**Challenge:**
Using the data below, copy every line that contains the word "Fourth".

+-------+

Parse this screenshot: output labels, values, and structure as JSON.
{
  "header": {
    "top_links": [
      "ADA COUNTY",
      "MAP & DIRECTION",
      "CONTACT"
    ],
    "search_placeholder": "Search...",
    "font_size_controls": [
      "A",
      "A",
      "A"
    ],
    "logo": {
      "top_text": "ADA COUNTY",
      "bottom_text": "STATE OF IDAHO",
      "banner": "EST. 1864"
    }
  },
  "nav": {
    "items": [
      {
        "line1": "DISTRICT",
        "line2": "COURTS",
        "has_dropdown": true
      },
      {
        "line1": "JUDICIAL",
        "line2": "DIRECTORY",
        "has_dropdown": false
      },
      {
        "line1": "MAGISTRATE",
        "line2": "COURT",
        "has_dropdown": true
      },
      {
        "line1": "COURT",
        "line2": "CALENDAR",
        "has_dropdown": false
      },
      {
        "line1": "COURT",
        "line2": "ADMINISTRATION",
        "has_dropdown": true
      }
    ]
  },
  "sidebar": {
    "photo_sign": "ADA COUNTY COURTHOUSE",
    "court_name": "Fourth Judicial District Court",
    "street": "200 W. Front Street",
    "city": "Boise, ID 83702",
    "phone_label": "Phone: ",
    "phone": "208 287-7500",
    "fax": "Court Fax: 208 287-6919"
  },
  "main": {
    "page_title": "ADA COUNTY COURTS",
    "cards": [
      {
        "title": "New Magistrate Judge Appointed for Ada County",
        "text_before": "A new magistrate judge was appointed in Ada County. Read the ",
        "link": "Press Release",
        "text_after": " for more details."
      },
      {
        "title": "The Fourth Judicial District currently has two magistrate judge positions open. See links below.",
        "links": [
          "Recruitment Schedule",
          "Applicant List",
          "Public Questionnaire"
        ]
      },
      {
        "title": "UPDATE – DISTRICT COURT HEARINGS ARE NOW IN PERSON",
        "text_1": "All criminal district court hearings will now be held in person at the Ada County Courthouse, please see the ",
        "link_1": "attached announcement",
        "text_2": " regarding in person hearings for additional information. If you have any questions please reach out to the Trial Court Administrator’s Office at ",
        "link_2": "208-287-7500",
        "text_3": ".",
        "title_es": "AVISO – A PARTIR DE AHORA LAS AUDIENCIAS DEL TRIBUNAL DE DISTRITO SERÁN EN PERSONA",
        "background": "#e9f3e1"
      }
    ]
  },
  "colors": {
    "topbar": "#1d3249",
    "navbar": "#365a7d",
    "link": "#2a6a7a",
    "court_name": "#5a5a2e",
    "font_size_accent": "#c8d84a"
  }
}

+-------+

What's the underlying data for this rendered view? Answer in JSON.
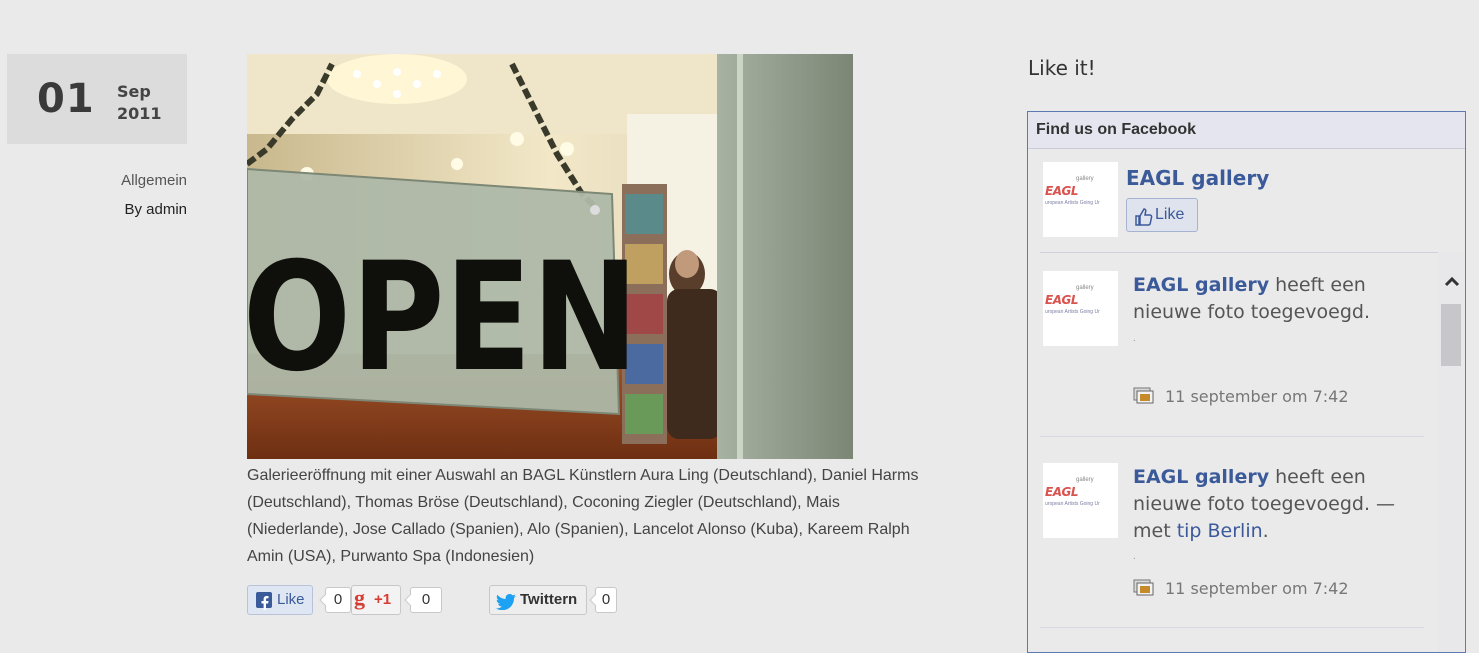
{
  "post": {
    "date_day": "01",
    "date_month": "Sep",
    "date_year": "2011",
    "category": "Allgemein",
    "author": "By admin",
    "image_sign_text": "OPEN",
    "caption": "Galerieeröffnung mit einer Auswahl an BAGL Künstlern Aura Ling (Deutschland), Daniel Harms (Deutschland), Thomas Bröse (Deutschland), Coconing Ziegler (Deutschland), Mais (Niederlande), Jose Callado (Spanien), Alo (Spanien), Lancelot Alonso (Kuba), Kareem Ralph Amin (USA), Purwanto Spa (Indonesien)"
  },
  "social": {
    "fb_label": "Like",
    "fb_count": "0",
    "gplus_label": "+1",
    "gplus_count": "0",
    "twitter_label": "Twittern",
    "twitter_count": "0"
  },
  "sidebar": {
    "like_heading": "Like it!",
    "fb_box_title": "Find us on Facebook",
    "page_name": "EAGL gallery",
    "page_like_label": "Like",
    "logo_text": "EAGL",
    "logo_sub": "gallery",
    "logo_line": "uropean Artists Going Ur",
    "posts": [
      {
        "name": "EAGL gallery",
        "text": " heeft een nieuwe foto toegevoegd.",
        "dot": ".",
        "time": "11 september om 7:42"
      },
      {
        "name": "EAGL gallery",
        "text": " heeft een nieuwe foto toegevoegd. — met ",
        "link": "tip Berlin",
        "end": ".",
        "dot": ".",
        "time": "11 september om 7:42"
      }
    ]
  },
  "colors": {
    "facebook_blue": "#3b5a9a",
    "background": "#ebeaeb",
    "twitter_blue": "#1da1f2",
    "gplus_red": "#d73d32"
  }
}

+-------+

**The solution:**
    "court_name": "Fourth Judicial District Court",
        "title": "The Fourth Judicial District currently has two magistrate judge positions open. See links below.",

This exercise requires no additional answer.